*Source passage:*
++++++
Figure 2: All socio-technical networks are multi-scale graphs of complex overlapping processes.

On one level, the Internet is a graph — indeed, it’s several, depending on how you look at it — but how should one capture its nuances and model it? That’s a long term project with enormous scope, so we have to begin with the elementary questions — to capture its main structural and semantic relationships.

Mapping out the Internet is a bit like taking satellite imagery of the Earth: we can see some things in plain sight, but we can’t see the insides of buildings or underground tunnels. Similarly, the Internet hides some information, both for security and privacy reasons, as well as for reasons of scale. Some information has to be based on inference. Probing the data requires sophisticated machine learning — not the headline grabbing Deep Learning kind, but rather the more widespread learning about changing signals, by automated sampling and reasoning, used to run the biggest investigative and predictive endeavours of our time, from particle physics to supply chain management.

CAIDA publishes a portion of their results as monthly public sets that capture a snapshot tomography of the inferred structure based on complex and heuristically-guided algorithms. This is the ITDK project (for Internet Topology Data Kit). It’s a small part of the whole picture, but one we can use as an example of semantic spacetime modelling, because it offers a recognizable picture of the Internet — something roughly analogous to the wavefunction for the Internet.
++++++
Region and label listings

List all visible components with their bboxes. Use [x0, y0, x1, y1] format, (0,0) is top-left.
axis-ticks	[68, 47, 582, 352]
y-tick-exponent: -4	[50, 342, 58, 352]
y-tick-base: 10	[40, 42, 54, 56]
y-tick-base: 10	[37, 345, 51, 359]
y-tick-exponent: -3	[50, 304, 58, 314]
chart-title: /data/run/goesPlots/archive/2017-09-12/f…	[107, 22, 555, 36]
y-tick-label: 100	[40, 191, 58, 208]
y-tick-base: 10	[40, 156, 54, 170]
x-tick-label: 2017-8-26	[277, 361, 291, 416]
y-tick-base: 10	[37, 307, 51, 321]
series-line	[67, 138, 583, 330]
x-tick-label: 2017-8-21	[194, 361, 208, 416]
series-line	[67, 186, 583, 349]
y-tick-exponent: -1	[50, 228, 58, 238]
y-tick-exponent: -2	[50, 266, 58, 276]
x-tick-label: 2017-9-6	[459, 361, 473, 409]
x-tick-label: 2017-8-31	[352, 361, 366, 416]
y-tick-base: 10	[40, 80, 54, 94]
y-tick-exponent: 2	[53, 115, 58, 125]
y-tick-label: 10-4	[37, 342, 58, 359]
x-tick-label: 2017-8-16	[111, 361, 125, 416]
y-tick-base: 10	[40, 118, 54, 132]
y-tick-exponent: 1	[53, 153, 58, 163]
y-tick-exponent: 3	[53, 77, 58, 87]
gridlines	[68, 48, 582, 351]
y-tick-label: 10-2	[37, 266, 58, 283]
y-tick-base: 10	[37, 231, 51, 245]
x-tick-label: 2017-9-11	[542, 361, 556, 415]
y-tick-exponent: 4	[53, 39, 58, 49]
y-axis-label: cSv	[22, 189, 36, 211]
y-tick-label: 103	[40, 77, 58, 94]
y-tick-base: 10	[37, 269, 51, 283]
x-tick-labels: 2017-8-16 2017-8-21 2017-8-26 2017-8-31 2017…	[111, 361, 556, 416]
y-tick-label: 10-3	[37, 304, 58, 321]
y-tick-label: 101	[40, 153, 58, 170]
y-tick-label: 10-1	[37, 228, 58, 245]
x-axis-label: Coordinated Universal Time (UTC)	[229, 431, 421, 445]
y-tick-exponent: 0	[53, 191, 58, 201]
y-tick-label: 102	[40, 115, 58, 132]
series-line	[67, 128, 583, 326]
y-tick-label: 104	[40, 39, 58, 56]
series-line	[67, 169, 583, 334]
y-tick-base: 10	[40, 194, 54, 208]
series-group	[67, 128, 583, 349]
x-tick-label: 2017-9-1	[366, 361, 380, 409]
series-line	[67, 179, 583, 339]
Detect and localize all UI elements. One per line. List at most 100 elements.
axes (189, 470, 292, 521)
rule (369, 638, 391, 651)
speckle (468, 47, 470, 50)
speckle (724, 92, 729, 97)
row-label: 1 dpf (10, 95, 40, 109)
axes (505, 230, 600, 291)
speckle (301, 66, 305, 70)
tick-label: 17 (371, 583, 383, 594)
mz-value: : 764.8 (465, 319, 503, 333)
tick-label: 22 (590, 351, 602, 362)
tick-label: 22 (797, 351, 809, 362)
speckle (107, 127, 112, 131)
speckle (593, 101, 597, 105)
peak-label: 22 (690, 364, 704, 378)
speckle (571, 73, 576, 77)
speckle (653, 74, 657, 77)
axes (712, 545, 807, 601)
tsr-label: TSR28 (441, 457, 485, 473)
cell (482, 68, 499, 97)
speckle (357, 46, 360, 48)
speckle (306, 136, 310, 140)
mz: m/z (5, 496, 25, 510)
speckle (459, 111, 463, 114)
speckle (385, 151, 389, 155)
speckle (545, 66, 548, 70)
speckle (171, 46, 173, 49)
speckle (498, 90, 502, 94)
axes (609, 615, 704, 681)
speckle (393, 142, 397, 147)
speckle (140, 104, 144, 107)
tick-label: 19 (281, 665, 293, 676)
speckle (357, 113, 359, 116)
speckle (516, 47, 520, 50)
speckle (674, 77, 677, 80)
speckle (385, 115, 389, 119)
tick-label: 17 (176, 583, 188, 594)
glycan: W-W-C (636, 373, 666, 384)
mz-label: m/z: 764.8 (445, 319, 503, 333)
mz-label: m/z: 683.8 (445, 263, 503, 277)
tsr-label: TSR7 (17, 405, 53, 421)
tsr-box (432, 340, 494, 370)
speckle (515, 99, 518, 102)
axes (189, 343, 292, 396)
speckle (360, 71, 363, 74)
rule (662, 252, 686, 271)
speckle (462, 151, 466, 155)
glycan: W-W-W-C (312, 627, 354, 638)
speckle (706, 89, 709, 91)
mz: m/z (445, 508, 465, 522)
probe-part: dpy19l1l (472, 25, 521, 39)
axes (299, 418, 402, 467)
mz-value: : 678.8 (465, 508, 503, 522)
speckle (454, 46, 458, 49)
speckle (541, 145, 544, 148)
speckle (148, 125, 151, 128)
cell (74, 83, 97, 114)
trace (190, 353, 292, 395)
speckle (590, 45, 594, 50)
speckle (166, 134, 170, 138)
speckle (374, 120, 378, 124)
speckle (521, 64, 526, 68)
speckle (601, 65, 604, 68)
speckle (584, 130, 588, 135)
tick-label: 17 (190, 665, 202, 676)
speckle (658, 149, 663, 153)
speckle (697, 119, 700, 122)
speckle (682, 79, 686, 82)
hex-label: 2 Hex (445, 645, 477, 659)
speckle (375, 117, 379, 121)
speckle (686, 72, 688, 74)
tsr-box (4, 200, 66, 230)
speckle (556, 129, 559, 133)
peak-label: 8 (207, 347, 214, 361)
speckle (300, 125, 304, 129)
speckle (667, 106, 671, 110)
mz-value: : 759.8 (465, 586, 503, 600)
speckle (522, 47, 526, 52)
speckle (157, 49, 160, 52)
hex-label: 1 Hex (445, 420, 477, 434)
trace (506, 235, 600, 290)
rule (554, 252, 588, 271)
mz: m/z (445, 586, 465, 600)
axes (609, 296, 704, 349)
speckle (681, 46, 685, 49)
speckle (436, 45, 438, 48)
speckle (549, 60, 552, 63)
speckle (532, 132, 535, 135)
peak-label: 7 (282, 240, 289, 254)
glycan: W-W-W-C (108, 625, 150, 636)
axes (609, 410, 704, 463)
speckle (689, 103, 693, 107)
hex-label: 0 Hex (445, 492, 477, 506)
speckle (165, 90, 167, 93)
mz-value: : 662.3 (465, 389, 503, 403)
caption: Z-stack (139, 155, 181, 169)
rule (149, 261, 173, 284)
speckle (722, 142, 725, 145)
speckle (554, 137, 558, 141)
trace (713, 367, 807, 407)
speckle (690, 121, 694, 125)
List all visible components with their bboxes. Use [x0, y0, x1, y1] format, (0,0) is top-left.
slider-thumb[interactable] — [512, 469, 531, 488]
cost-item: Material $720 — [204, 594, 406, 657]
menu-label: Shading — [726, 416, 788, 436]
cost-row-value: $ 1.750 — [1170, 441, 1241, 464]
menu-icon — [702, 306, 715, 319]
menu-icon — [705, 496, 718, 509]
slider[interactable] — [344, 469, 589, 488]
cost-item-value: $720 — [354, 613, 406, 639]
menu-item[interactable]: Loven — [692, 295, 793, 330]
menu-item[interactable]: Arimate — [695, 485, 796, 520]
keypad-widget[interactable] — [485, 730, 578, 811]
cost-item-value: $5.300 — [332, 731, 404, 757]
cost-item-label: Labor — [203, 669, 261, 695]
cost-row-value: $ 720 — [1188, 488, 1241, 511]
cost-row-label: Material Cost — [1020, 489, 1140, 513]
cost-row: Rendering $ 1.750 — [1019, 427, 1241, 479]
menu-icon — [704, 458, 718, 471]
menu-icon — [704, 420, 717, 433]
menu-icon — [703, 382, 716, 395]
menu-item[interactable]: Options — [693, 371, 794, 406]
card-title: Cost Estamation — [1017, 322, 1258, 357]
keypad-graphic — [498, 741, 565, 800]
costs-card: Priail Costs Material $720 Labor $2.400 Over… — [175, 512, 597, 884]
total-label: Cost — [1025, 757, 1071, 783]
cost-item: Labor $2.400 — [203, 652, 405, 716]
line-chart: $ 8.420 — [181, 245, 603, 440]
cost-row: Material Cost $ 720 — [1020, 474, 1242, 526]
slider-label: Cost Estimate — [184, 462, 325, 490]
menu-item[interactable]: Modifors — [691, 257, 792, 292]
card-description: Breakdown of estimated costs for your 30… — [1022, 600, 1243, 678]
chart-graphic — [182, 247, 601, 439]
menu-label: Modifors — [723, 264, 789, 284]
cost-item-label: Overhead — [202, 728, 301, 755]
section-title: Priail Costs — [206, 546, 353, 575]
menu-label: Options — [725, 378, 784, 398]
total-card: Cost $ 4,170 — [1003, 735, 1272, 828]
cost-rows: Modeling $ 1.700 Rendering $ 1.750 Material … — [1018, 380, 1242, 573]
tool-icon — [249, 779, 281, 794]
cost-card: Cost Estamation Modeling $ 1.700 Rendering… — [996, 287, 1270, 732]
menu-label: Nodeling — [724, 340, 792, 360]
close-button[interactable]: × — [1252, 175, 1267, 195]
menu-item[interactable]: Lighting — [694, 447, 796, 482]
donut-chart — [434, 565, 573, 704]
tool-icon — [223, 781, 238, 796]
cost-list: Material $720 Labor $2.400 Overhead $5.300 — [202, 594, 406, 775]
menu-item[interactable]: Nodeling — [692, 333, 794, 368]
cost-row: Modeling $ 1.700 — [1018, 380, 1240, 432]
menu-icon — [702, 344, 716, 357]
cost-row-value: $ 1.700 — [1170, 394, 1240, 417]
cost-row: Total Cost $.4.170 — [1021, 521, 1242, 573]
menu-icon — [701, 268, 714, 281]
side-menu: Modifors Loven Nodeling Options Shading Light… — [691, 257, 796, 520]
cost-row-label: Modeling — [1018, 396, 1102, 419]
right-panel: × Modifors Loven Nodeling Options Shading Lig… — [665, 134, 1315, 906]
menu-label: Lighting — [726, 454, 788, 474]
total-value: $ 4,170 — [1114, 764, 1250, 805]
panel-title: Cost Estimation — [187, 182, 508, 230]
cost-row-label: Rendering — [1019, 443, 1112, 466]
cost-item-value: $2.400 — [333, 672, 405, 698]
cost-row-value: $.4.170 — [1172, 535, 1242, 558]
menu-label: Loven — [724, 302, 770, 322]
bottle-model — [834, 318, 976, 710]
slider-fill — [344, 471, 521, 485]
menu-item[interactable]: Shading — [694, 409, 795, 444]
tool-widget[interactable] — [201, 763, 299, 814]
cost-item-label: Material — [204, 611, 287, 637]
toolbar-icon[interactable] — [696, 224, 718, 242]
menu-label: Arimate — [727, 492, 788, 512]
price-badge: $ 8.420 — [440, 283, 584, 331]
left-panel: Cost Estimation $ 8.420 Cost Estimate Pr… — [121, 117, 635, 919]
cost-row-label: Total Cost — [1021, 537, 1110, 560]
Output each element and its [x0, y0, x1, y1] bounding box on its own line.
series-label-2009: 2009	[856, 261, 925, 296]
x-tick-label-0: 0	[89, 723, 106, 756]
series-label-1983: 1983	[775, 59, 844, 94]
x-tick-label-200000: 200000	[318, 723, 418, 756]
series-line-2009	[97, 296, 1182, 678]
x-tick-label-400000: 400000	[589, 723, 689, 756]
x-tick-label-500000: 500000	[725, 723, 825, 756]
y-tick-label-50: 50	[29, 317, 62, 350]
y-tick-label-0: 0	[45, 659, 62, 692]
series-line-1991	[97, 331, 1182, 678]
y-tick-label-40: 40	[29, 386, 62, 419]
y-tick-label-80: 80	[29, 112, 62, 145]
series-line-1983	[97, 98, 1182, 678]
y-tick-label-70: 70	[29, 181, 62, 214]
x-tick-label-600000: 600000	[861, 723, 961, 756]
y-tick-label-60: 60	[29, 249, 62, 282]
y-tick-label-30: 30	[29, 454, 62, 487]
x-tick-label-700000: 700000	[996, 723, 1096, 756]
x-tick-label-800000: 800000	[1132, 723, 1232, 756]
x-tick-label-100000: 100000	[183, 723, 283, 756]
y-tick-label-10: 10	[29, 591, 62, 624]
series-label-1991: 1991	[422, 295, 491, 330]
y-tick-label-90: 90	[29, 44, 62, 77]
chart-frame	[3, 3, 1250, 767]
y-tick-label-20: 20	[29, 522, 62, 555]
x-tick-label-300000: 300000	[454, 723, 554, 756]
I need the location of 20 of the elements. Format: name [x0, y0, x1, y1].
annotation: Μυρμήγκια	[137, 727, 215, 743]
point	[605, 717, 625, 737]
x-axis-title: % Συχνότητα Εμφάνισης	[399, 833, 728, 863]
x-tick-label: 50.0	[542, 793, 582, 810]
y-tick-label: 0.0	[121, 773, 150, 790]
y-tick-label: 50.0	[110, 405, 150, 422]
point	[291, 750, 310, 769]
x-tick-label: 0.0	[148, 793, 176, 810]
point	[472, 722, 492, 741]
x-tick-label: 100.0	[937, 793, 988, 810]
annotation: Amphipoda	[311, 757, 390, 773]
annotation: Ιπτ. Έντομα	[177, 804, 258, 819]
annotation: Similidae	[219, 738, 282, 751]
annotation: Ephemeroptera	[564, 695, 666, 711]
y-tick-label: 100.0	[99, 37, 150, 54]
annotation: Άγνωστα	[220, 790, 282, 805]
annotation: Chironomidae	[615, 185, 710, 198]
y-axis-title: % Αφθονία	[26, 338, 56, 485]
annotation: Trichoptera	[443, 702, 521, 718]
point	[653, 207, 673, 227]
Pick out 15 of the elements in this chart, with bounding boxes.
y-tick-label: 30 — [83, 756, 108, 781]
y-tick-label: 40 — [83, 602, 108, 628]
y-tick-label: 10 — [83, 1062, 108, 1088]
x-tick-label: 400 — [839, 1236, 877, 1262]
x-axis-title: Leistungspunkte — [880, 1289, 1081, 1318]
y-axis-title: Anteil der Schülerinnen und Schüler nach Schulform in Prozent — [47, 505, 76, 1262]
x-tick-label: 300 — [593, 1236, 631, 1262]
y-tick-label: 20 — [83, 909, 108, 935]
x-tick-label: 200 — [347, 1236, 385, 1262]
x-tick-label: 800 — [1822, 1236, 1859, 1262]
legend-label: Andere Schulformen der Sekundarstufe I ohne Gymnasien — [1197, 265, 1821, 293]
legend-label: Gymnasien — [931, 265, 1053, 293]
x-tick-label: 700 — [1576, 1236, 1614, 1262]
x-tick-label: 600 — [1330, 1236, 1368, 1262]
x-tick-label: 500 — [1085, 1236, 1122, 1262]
++++++
*What to work on:*
1. Copy out the records from their first line through the line containing "266, 58, 276]", inclusive.
2. Resume the text on mapping the Internet's structure after its last sentence.
The records have no connection to the text about mapping the Internet.

*Task answers:*
1.
List all visible components with their bboxes. Use [x0, y0, x1, y1] format, (0,0) is top-left.
axis-ticks	[68, 47, 582, 352]
y-tick-exponent: -4	[50, 342, 58, 352]
y-tick-base: 10	[40, 42, 54, 56]
y-tick-base: 10	[37, 345, 51, 359]
y-tick-exponent: -3	[50, 304, 58, 314]
chart-title: /data/run/goesPlots/archive/2017-09-12/f…	[107, 22, 555, 36]
y-tick-label: 100	[40, 191, 58, 208]
y-tick-base: 10	[40, 156, 54, 170]
x-tick-label: 2017-8-26	[277, 361, 291, 416]
y-tick-base: 10	[37, 307, 51, 321]
series-line	[67, 138, 583, 330]
x-tick-label: 2017-8-21	[194, 361, 208, 416]
series-line	[67, 186, 583, 349]
y-tick-exponent: -1	[50, 228, 58, 238]
y-tick-exponent: -2	[50, 266, 58, 276]

2.
Semantic Spacetime Again

One answer to organizing network information, qualitatively and quantitatively, is to use Semantic Spacetime — as highlighted in the main body of this series. Semantic Spacetime models processes as graphs (something like scaffolding built from Feynman diagrams, but generalized to capture more aspects of a process). Semantic Spacetime retains special labels that distinguish the meaning of locations and their relationships, with respect to different flows and processes, mapping between different causal influences.

Figure 3: Probing the local structure of the Internet using traceroute (see part 7 of this series).

In Part 7 of the main series about Semantic Spacetime and Data Analytics, I showed how network probing, using traceroute, could reveal the structure of a network, thread by thread and step by step (see figure 4). It’s a laborious undertaking that CAIDA has specialized in — sewing together endless probes into a kind of snapshot, accumulated from an ensemble of millions of independent processes. ITDK is summarized methodically as a published history of effective snapshots for the entire Internet.

Figure 4: Building up a traceroute as radial slices taken over multi-slit maps forms a superposition of possible boundary conditioned paths.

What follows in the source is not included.